§ Questions:
1 > In the comment on technical innovation, whom does the writer quote as saying "What a dump"?
2 > In the comment on technical innovation, reproduce word for word the stretch from "Another explanation for" through "picked poor projects.".

Mine was US national security, computing, applied math, and associated
research around DC. When I saw commercial _technology_ , I upchucked. As Betty
Davis said, "What a dump."

> much more interesting technically in the private sector

Hope so. But I don't have much hope, as I explained, due to the backgrounds of
the VC partners and CEOs. In blunt terms, around DC, I could always get a
competent technical review of my technical work; in the commercial world, I've
never been able to.

Another explanation for the sick-o climate of innovation in the US commercial
sector is that the decision makers, i.e., VC partners and CEOs, picked some
"high payoff" projects, tried them, saw the projects fail, and gave up. So,
Silicon Valley has adopted some rules: Regard anything beyond middle school
level material as _blue sky, academic game playing, nonsense_ and give up.

Of course the problem was that the VC partners and CEOs didn't give competent
technical evaluations of the technical parts of the projects, and that because
they were incompetent technically, and, thus, they picked poor projects.
Simple as that. Again, those decision makers just did not know how to evaluate
technical projects; plenty of people in the US do know how do such evaluations
well.

So, now the norm is, don't evaluate technical projects. Just don't do it.
Instead, evaluate projects much like an accountant would, that is, based on
_assets_. The main difference is that accountants count in dollars, and the
Silicon Valley decision makers are also willing to count data from ComScore,
Google Analytics, etc. about _traction_. The crucial, core technical
internals, if any, they don't care and don't look.

Intel? I picked them because their work at 14- nm and their path down from 1
micron has been so easy to notice. Maybe much of the credit goes to their
vendors for, say, UV sources, optics, photosensitive materials, positioning
systems, etc.

I used to be impressed with Cisco, but now I wonder.

Google? For their search engine, they have written some quite nice code. I
don't see much serious innovation, e.g., like a drag-free satellite, the P&W
engines for the SR-71, the Bertsekas polynomial algorithm for an important
assignment problem, what I mentioned that Breiman did, but a lot of really
nice code.

For their self-driving cars: My guess is that mostly they are in effect using
_electronic tracks_ and that people will give up when the rates of accidents
and/or traffic jams are too high. Then the hope will be to change the roads to
make Google's efforts with self-driving cars practical, and my view is that
the roads won't change and self-driving cars will go the way of turbine engine
cars. At times, driving as it is done now by humans takes some actual
intelligence, and I don't believe that anyone knows how to program that.

§ Data under study:
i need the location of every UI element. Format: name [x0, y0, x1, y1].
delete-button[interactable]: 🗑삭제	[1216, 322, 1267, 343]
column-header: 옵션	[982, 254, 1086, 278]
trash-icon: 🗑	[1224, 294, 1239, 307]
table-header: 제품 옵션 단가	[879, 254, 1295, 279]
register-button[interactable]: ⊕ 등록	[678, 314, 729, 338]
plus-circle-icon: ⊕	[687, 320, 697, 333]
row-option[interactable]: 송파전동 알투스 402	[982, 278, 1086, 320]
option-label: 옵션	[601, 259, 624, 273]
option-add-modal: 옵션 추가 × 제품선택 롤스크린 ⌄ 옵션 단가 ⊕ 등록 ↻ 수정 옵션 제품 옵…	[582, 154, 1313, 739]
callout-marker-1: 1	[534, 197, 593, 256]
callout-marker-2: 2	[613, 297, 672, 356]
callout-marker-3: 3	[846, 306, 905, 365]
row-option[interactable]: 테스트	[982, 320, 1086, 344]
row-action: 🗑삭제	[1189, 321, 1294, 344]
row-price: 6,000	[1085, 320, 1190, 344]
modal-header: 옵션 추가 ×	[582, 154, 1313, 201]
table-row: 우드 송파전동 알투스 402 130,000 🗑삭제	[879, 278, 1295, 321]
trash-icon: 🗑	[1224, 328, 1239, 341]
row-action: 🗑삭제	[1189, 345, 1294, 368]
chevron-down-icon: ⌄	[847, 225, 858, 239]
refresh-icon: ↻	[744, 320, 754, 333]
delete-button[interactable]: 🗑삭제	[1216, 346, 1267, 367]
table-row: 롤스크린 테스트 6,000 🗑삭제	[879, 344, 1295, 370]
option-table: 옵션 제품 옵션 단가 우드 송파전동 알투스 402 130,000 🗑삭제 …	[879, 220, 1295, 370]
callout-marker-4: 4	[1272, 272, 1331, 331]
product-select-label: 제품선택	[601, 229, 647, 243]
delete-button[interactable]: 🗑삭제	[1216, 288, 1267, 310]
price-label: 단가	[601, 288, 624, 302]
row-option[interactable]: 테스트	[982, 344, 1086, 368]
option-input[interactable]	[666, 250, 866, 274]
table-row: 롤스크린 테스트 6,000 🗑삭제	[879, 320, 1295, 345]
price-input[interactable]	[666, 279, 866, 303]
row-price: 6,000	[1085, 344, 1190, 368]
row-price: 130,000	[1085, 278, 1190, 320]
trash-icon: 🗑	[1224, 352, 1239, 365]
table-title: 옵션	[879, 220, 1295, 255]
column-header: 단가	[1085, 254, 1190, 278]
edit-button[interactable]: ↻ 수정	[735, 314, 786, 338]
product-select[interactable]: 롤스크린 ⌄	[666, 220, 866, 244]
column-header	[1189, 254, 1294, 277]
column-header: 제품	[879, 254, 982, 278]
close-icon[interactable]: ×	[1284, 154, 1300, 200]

§ Expected results:
1 > Betty Davis

2 >
Another explanation for the sick-o climate of innovation in the US commercial
sector is that the decision makers, i.e., VC partners and CEOs, picked some
"high payoff" projects, tried them, saw the projects fail, and gave up. So,
Silicon Valley has adopted some rules: Regard anything beyond middle school
level material as _blue sky, academic game playing, nonsense_ and give up.

Of course the problem was that the VC partners and CEOs didn't give competent
technical evaluations of the technical parts of the projects, and that because
they were incompetent technically, and, thus, they picked poor projects.